== What is needed ==
Every line of the material below should be repeated exactly.

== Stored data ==
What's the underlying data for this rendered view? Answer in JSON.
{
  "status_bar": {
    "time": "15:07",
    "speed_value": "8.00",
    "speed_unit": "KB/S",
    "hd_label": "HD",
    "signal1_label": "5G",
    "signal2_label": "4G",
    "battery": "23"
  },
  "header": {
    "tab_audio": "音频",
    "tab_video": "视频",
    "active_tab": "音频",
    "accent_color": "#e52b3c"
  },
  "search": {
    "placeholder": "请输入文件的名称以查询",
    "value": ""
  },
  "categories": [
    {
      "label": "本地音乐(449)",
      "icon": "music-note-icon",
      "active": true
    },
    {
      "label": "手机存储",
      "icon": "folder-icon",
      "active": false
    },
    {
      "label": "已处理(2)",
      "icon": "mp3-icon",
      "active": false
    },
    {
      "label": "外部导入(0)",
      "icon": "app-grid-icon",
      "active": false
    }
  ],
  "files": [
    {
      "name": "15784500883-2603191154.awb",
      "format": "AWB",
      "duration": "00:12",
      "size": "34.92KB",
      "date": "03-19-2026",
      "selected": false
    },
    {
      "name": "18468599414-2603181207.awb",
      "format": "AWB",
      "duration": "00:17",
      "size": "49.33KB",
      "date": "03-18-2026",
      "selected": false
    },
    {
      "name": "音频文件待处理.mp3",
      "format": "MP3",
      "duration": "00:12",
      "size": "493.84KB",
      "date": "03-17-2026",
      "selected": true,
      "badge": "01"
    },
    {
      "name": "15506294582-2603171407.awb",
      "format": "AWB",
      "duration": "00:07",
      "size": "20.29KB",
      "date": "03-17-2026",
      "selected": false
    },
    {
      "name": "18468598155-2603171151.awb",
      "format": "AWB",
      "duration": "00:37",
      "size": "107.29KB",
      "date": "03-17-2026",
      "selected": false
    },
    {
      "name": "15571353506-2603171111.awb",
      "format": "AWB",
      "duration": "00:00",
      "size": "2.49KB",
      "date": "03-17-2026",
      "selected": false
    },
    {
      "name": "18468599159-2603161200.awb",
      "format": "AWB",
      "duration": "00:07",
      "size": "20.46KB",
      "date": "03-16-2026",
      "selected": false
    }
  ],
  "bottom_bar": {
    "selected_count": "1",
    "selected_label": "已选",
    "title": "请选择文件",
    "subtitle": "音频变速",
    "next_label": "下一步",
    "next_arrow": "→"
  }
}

== Complete response ==
What's the underlying data for this rendered view? Answer in JSON.
{
  "status_bar": {
    "time": "15:07",
    "speed_value": "8.00",
    "speed_unit": "KB/S",
    "hd_label": "HD",
    "signal1_label": "5G",
    "signal2_label": "4G",
    "battery": "23"
  },
  "header": {
    "tab_audio": "音频",
    "tab_video": "视频",
    "active_tab": "音频",
    "accent_color": "#e52b3c"
  },
  "search": {
    "placeholder": "请输入文件的名称以查询",
    "value": ""
  },
  "categories": [
    {
      "label": "本地音乐(449)",
      "icon": "music-note-icon",
      "active": true
    },
    {
      "label": "手机存储",
      "icon": "folder-icon",
      "active": false
    },
    {
      "label": "已处理(2)",
      "icon": "mp3-icon",
      "active": false
    },
    {
      "label": "外部导入(0)",
      "icon": "app-grid-icon",
      "active": false
    }
  ],
  "files": [
    {
      "name": "15784500883-2603191154.awb",
      "format": "AWB",
      "duration": "00:12",
      "size": "34.92KB",
      "date": "03-19-2026",
      "selected": false
    },
    {
      "name": "18468599414-2603181207.awb",
      "format": "AWB",
      "duration": "00:17",
      "size": "49.33KB",
      "date": "03-18-2026",
      "selected": false
    },
    {
      "name": "音频文件待处理.mp3",
      "format": "MP3",
      "duration": "00:12",
      "size": "493.84KB",
      "date": "03-17-2026",
      "selected": true,
      "badge": "01"
    },
    {
      "name": "15506294582-2603171407.awb",
      "format": "AWB",
      "duration": "00:07",
      "size": "20.29KB",
      "date": "03-17-2026",
      "selected": false
    },
    {
      "name": "18468598155-2603171151.awb",
      "format": "AWB",
      "duration": "00:37",
      "size": "107.29KB",
      "date": "03-17-2026",
      "selected": false
    },
    {
      "name": "15571353506-2603171111.awb",
      "format": "AWB",
      "duration": "00:00",
      "size": "2.49KB",
      "date": "03-17-2026",
      "selected": false
    },
    {
      "name": "18468599159-2603161200.awb",
      "format": "AWB",
      "duration": "00:07",
      "size": "20.46KB",
      "date": "03-16-2026",
      "selected": false
    }
  ],
  "bottom_bar": {
    "selected_count": "1",
    "selected_label": "已选",
    "title": "请选择文件",
    "subtitle": "音频变速",
    "next_label": "下一步",
    "next_arrow": "→"
  }
}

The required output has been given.